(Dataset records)
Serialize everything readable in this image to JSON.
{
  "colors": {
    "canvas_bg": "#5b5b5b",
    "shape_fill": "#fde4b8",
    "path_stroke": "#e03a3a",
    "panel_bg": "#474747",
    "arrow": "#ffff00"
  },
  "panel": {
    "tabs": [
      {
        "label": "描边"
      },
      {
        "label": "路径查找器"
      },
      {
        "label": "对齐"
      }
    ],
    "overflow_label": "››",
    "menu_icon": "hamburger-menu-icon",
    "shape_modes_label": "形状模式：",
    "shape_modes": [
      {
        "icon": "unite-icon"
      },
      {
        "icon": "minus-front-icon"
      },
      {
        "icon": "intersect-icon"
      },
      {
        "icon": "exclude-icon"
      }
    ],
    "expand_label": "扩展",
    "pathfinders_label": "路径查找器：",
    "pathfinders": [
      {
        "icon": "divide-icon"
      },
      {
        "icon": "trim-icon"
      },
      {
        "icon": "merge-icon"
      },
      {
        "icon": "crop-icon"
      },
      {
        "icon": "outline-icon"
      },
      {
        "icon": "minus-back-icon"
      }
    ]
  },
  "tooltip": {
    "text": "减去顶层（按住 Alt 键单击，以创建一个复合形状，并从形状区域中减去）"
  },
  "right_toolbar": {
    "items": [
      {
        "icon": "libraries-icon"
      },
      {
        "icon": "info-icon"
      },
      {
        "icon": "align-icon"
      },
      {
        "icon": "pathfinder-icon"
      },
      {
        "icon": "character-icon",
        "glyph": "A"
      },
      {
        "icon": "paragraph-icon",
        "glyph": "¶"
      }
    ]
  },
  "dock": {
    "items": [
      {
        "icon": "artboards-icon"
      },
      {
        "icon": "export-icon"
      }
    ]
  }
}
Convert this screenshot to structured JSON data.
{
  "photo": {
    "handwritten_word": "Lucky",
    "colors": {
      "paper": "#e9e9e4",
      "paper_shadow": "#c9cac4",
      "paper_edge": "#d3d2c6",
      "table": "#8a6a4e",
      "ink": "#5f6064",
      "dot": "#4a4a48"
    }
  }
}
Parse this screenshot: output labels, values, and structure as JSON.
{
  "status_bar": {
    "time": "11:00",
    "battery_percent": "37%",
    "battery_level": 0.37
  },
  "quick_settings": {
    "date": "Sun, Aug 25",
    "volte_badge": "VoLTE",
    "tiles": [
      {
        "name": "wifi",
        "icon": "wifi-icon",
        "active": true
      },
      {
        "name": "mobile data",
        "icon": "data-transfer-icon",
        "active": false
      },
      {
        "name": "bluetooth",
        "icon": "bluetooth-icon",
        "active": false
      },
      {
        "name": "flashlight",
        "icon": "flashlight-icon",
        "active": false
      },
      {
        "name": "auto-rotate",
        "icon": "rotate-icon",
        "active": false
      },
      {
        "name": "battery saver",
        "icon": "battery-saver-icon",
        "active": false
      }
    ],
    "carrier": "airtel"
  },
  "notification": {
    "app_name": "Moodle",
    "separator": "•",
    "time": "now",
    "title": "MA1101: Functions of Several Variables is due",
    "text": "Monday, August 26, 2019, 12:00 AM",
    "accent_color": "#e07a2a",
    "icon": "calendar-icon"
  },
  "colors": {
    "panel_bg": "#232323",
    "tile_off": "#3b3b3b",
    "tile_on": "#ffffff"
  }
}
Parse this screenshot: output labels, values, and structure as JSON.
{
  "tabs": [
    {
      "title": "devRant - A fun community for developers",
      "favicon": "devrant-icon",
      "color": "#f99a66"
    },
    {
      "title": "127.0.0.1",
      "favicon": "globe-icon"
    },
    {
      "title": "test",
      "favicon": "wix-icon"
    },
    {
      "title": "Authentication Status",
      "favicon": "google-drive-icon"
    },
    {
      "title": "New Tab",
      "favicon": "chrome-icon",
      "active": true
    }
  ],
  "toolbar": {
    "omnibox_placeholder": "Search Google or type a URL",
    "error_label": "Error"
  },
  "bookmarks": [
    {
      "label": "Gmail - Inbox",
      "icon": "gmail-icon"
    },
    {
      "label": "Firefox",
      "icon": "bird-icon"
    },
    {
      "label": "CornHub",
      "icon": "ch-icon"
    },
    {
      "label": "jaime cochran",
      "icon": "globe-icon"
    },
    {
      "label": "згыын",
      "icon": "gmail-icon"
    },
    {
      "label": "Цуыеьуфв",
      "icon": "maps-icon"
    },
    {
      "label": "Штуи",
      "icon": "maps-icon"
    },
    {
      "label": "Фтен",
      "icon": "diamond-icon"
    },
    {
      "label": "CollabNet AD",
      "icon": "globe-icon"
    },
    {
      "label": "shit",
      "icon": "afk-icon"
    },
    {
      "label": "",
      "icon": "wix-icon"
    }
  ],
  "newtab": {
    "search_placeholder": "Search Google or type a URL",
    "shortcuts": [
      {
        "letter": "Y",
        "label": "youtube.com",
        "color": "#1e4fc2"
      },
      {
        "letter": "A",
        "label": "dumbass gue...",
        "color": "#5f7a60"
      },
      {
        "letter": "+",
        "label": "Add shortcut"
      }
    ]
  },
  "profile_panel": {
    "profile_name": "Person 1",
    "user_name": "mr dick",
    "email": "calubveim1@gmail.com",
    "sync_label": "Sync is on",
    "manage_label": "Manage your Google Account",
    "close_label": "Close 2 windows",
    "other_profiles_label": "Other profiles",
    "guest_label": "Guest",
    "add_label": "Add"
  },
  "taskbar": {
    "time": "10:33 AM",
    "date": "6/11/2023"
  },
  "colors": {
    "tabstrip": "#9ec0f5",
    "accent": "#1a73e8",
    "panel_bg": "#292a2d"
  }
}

• **EXERCISE DIRECTIONS**
Write each line above out exactly.

• **FULL OUTPUT**
Serialize everything readable in this image to JSON.
{
  "colors": {
    "canvas_bg": "#5b5b5b",
    "shape_fill": "#fde4b8",
    "path_stroke": "#e03a3a",
    "panel_bg": "#474747",
    "arrow": "#ffff00"
  },
  "panel": {
    "tabs": [
      {
        "label": "描边"
      },
      {
        "label": "路径查找器"
      },
      {
        "label": "对齐"
      }
    ],
    "overflow_label": "››",
    "menu_icon": "hamburger-menu-icon",
    "shape_modes_label": "形状模式：",
    "shape_modes": [
      {
        "icon": "unite-icon"
      },
      {
        "icon": "minus-front-icon"
      },
      {
        "icon": "intersect-icon"
      },
      {
        "icon": "exclude-icon"
      }
    ],
    "expand_label": "扩展",
    "pathfinders_label": "路径查找器：",
    "pathfinders": [
      {
        "icon": "divide-icon"
      },
      {
        "icon": "trim-icon"
      },
      {
        "icon": "merge-icon"
      },
      {
        "icon": "crop-icon"
      },
      {
        "icon": "outline-icon"
      },
      {
        "icon": "minus-back-icon"
      }
    ]
  },
  "tooltip": {
    "text": "减去顶层（按住 Alt 键单击，以创建一个复合形状，并从形状区域中减去）"
  },
  "right_toolbar": {
    "items": [
      {
        "icon": "libraries-icon"
      },
      {
        "icon": "info-icon"
      },
      {
        "icon": "align-icon"
      },
      {
        "icon": "pathfinder-icon"
      },
      {
        "icon": "character-icon",
        "glyph": "A"
      },
      {
        "icon": "paragraph-icon",
        "glyph": "¶"
      }
    ]
  },
  "dock": {
    "items": [
      {
        "icon": "artboards-icon"
      },
      {
        "icon": "export-icon"
      }
    ]
  }
}
Convert this screenshot to structured JSON data.
{
  "photo": {
    "handwritten_word": "Lucky",
    "colors": {
      "paper": "#e9e9e4",
      "paper_shadow": "#c9cac4",
      "paper_edge": "#d3d2c6",
      "table": "#8a6a4e",
      "ink": "#5f6064",
      "dot": "#4a4a48"
    }
  }
}
Parse this screenshot: output labels, values, and structure as JSON.
{
  "status_bar": {
    "time": "11:00",
    "battery_percent": "37%",
    "battery_level": 0.37
  },
  "quick_settings": {
    "date": "Sun, Aug 25",
    "volte_badge": "VoLTE",
    "tiles": [
      {
        "name": "wifi",
        "icon": "wifi-icon",
        "active": true
      },
      {
        "name": "mobile data",
        "icon": "data-transfer-icon",
        "active": false
      },
      {
        "name": "bluetooth",
        "icon": "bluetooth-icon",
        "active": false
      },
      {
        "name": "flashlight",
        "icon": "flashlight-icon",
        "active": false
      },
      {
        "name": "auto-rotate",
        "icon": "rotate-icon",
        "active": false
      },
      {
        "name": "battery saver",
        "icon": "battery-saver-icon",
        "active": false
      }
    ],
    "carrier": "airtel"
  },
  "notification": {
    "app_name": "Moodle",
    "separator": "•",
    "time": "now",
    "title": "MA1101: Functions of Several Variables is due",
    "text": "Monday, August 26, 2019, 12:00 AM",
    "accent_color": "#e07a2a",
    "icon": "calendar-icon"
  },
  "colors": {
    "panel_bg": "#232323",
    "tile_off": "#3b3b3b",
    "tile_on": "#ffffff"
  }
}
Parse this screenshot: output labels, values, and structure as JSON.
{
  "tabs": [
    {
      "title": "devRant - A fun community for developers",
      "favicon": "devrant-icon",
      "color": "#f99a66"
    },
    {
      "title": "127.0.0.1",
      "favicon": "globe-icon"
    },
    {
      "title": "test",
      "favicon": "wix-icon"
    },
    {
      "title": "Authentication Status",
      "favicon": "google-drive-icon"
    },
    {
      "title": "New Tab",
      "favicon": "chrome-icon",
      "active": true
    }
  ],
  "toolbar": {
    "omnibox_placeholder": "Search Google or type a URL",
    "error_label": "Error"
  },
  "bookmarks": [
    {
      "label": "Gmail - Inbox",
      "icon": "gmail-icon"
    },
    {
      "label": "Firefox",
      "icon": "bird-icon"
    },
    {
      "label": "CornHub",
      "icon": "ch-icon"
    },
    {
      "label": "jaime cochran",
      "icon": "globe-icon"
    },
    {
      "label": "згыын",
      "icon": "gmail-icon"
    },
    {
      "label": "Цуыеьуфв",
      "icon": "maps-icon"
    },
    {
      "label": "Штуи",
      "icon": "maps-icon"
    },
    {
      "label": "Фтен",
      "icon": "diamond-icon"
    },
    {
      "label": "CollabNet AD",
      "icon": "globe-icon"
    },
    {
      "label": "shit",
      "icon": "afk-icon"
    },
    {
      "label": "",
      "icon": "wix-icon"
    }
  ],
  "newtab": {
    "search_placeholder": "Search Google or type a URL",
    "shortcuts": [
      {
        "letter": "Y",
        "label": "youtube.com",
        "color": "#1e4fc2"
      },
      {
        "letter": "A",
        "label": "dumbass gue...",
        "color": "#5f7a60"
      },
      {
        "letter": "+",
        "label": "Add shortcut"
      }
    ]
  },
  "profile_panel": {
    "profile_name": "Person 1",
    "user_name": "mr dick",
    "email": "calubveim1@gmail.com",
    "sync_label": "Sync is on",
    "manage_label": "Manage your Google Account",
    "close_label": "Close 2 windows",
    "other_profiles_label": "Other profiles",
    "guest_label": "Guest",
    "add_label": "Add"
  },
  "taskbar": {
    "time": "10:33 AM",
    "date": "6/11/2023"
  },
  "colors": {
    "tabstrip": "#9ec0f5",
    "accent": "#1a73e8",
    "panel_bg": "#292a2d"
  }
}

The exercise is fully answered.